▸ **Set task**:
Do not include the pictures; repeat the rest of the data exactly.
※
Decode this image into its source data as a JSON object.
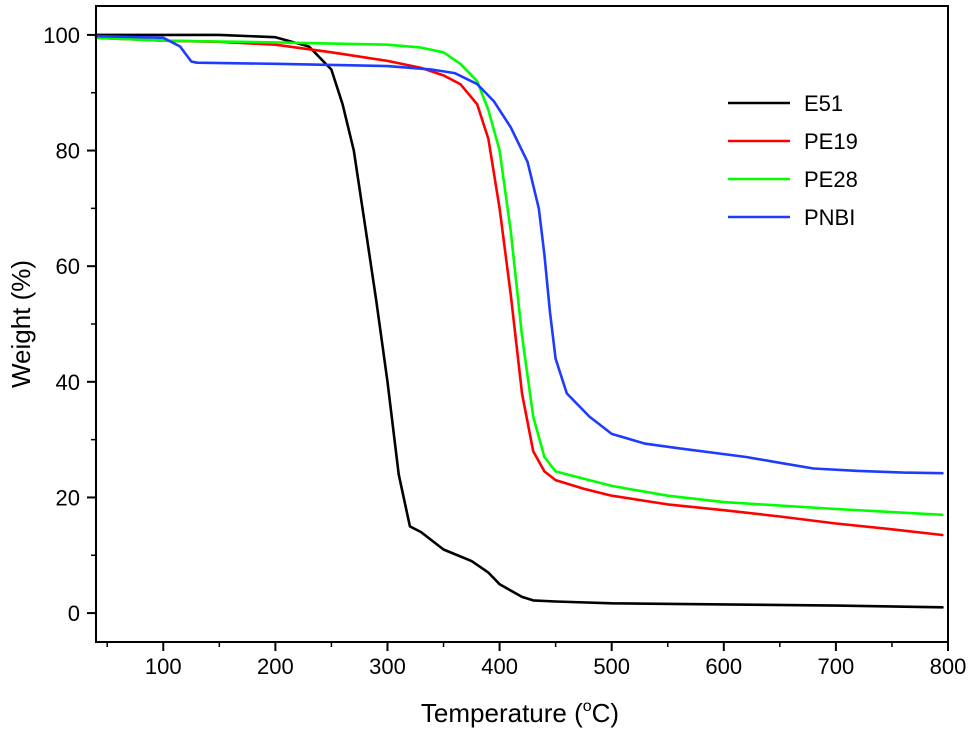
{
  "chart_data": {
    "type": "line",
    "title": "",
    "xlabel": "Temperature (",
    "xlabel_sup": "o",
    "xlabel_suffix": "C)",
    "ylabel": "Weight (%)",
    "xlim": [
      40,
      800
    ],
    "ylim": [
      -5,
      105
    ],
    "xticks": [
      100,
      200,
      300,
      400,
      500,
      600,
      700,
      800
    ],
    "yticks": [
      0,
      20,
      40,
      60,
      80,
      100
    ],
    "grid": false,
    "legend_position": "top-right",
    "series": [
      {
        "name": "E51",
        "color": "#000000",
        "points": [
          [
            40,
            100
          ],
          [
            100,
            100
          ],
          [
            150,
            100
          ],
          [
            200,
            99.6
          ],
          [
            230,
            98
          ],
          [
            250,
            94
          ],
          [
            260,
            88
          ],
          [
            270,
            80
          ],
          [
            280,
            67
          ],
          [
            290,
            54
          ],
          [
            300,
            40
          ],
          [
            310,
            24
          ],
          [
            320,
            15
          ],
          [
            330,
            14
          ],
          [
            350,
            11
          ],
          [
            375,
            9
          ],
          [
            390,
            7
          ],
          [
            400,
            5
          ],
          [
            420,
            2.8
          ],
          [
            430,
            2.2
          ],
          [
            450,
            2.0
          ],
          [
            500,
            1.7
          ],
          [
            600,
            1.5
          ],
          [
            700,
            1.3
          ],
          [
            795,
            1.0
          ]
        ]
      },
      {
        "name": "PE19",
        "color": "#ff0000",
        "points": [
          [
            40,
            99.5
          ],
          [
            100,
            99
          ],
          [
            150,
            98.8
          ],
          [
            200,
            98.3
          ],
          [
            250,
            97
          ],
          [
            300,
            95.5
          ],
          [
            330,
            94.3
          ],
          [
            350,
            93
          ],
          [
            365,
            91.5
          ],
          [
            380,
            88
          ],
          [
            390,
            82
          ],
          [
            400,
            70
          ],
          [
            410,
            55
          ],
          [
            420,
            38
          ],
          [
            430,
            28
          ],
          [
            440,
            24.5
          ],
          [
            450,
            23
          ],
          [
            475,
            21.5
          ],
          [
            500,
            20.3
          ],
          [
            550,
            18.8
          ],
          [
            600,
            17.8
          ],
          [
            650,
            16.7
          ],
          [
            700,
            15.5
          ],
          [
            750,
            14.5
          ],
          [
            795,
            13.5
          ]
        ]
      },
      {
        "name": "PE28",
        "color": "#00ff00",
        "points": [
          [
            40,
            99.5
          ],
          [
            100,
            99
          ],
          [
            200,
            98.7
          ],
          [
            300,
            98.3
          ],
          [
            330,
            97.8
          ],
          [
            350,
            97
          ],
          [
            365,
            95
          ],
          [
            380,
            92
          ],
          [
            390,
            87
          ],
          [
            400,
            80
          ],
          [
            410,
            66
          ],
          [
            420,
            48
          ],
          [
            430,
            34
          ],
          [
            440,
            27
          ],
          [
            450,
            24.5
          ],
          [
            470,
            23.5
          ],
          [
            500,
            22
          ],
          [
            550,
            20.3
          ],
          [
            600,
            19.2
          ],
          [
            700,
            18
          ],
          [
            795,
            17
          ]
        ]
      },
      {
        "name": "PNBI",
        "color": "#1e3cff",
        "points": [
          [
            40,
            99.8
          ],
          [
            100,
            99.5
          ],
          [
            115,
            98
          ],
          [
            125,
            95.4
          ],
          [
            130,
            95.2
          ],
          [
            200,
            95
          ],
          [
            300,
            94.6
          ],
          [
            340,
            94
          ],
          [
            360,
            93.4
          ],
          [
            380,
            91.5
          ],
          [
            395,
            88.5
          ],
          [
            410,
            84
          ],
          [
            425,
            78
          ],
          [
            435,
            70
          ],
          [
            440,
            62
          ],
          [
            445,
            52
          ],
          [
            450,
            44
          ],
          [
            460,
            38
          ],
          [
            480,
            34
          ],
          [
            500,
            31
          ],
          [
            530,
            29.3
          ],
          [
            560,
            28.5
          ],
          [
            620,
            27
          ],
          [
            650,
            26
          ],
          [
            680,
            25
          ],
          [
            720,
            24.6
          ],
          [
            760,
            24.3
          ],
          [
            795,
            24.2
          ]
        ]
      }
    ]
  }
}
※
▸ **Output**:
Decode this image into its source data as a JSON object.
{
  "chart_data": {
    "type": "line",
    "title": "",
    "xlabel": "Temperature (",
    "xlabel_sup": "o",
    "xlabel_suffix": "C)",
    "ylabel": "Weight (%)",
    "xlim": [
      40,
      800
    ],
    "ylim": [
      -5,
      105
    ],
    "xticks": [
      100,
      200,
      300,
      400,
      500,
      600,
      700,
      800
    ],
    "yticks": [
      0,
      20,
      40,
      60,
      80,
      100
    ],
    "grid": false,
    "legend_position": "top-right",
    "series": [
      {
        "name": "E51",
        "color": "#000000",
        "points": [
          [
            40,
            100
          ],
          [
            100,
            100
          ],
          [
            150,
            100
          ],
          [
            200,
            99.6
          ],
          [
            230,
            98
          ],
          [
            250,
            94
          ],
          [
            260,
            88
          ],
          [
            270,
            80
          ],
          [
            280,
            67
          ],
          [
            290,
            54
          ],
          [
            300,
            40
          ],
          [
            310,
            24
          ],
          [
            320,
            15
          ],
          [
            330,
            14
          ],
          [
            350,
            11
          ],
          [
            375,
            9
          ],
          [
            390,
            7
          ],
          [
            400,
            5
          ],
          [
            420,
            2.8
          ],
          [
            430,
            2.2
          ],
          [
            450,
            2.0
          ],
          [
            500,
            1.7
          ],
          [
            600,
            1.5
          ],
          [
            700,
            1.3
          ],
          [
            795,
            1.0
          ]
        ]
      },
      {
        "name": "PE19",
        "color": "#ff0000",
        "points": [
          [
            40,
            99.5
          ],
          [
            100,
            99
          ],
          [
            150,
            98.8
          ],
          [
            200,
            98.3
          ],
          [
            250,
            97
          ],
          [
            300,
            95.5
          ],
          [
            330,
            94.3
          ],
          [
            350,
            93
          ],
          [
            365,
            91.5
          ],
          [
            380,
            88
          ],
          [
            390,
            82
          ],
          [
            400,
            70
          ],
          [
            410,
            55
          ],
          [
            420,
            38
          ],
          [
            430,
            28
          ],
          [
            440,
            24.5
          ],
          [
            450,
            23
          ],
          [
            475,
            21.5
          ],
          [
            500,
            20.3
          ],
          [
            550,
            18.8
          ],
          [
            600,
            17.8
          ],
          [
            650,
            16.7
          ],
          [
            700,
            15.5
          ],
          [
            750,
            14.5
          ],
          [
            795,
            13.5
          ]
        ]
      },
      {
        "name": "PE28",
        "color": "#00ff00",
        "points": [
          [
            40,
            99.5
          ],
          [
            100,
            99
          ],
          [
            200,
            98.7
          ],
          [
            300,
            98.3
          ],
          [
            330,
            97.8
          ],
          [
            350,
            97
          ],
          [
            365,
            95
          ],
          [
            380,
            92
          ],
          [
            390,
            87
          ],
          [
            400,
            80
          ],
          [
            410,
            66
          ],
          [
            420,
            48
          ],
          [
            430,
            34
          ],
          [
            440,
            27
          ],
          [
            450,
            24.5
          ],
          [
            470,
            23.5
          ],
          [
            500,
            22
          ],
          [
            550,
            20.3
          ],
          [
            600,
            19.2
          ],
          [
            700,
            18
          ],
          [
            795,
            17
          ]
        ]
      },
      {
        "name": "PNBI",
        "color": "#1e3cff",
        "points": [
          [
            40,
            99.8
          ],
          [
            100,
            99.5
          ],
          [
            115,
            98
          ],
          [
            125,
            95.4
          ],
          [
            130,
            95.2
          ],
          [
            200,
            95
          ],
          [
            300,
            94.6
          ],
          [
            340,
            94
          ],
          [
            360,
            93.4
          ],
          [
            380,
            91.5
          ],
          [
            395,
            88.5
          ],
          [
            410,
            84
          ],
          [
            425,
            78
          ],
          [
            435,
            70
          ],
          [
            440,
            62
          ],
          [
            445,
            52
          ],
          [
            450,
            44
          ],
          [
            460,
            38
          ],
          [
            480,
            34
          ],
          [
            500,
            31
          ],
          [
            530,
            29.3
          ],
          [
            560,
            28.5
          ],
          [
            620,
            27
          ],
          [
            650,
            26
          ],
          [
            680,
            25
          ],
          [
            720,
            24.6
          ],
          [
            760,
            24.3
          ],
          [
            795,
            24.2
          ]
        ]
      }
    ]
  }
}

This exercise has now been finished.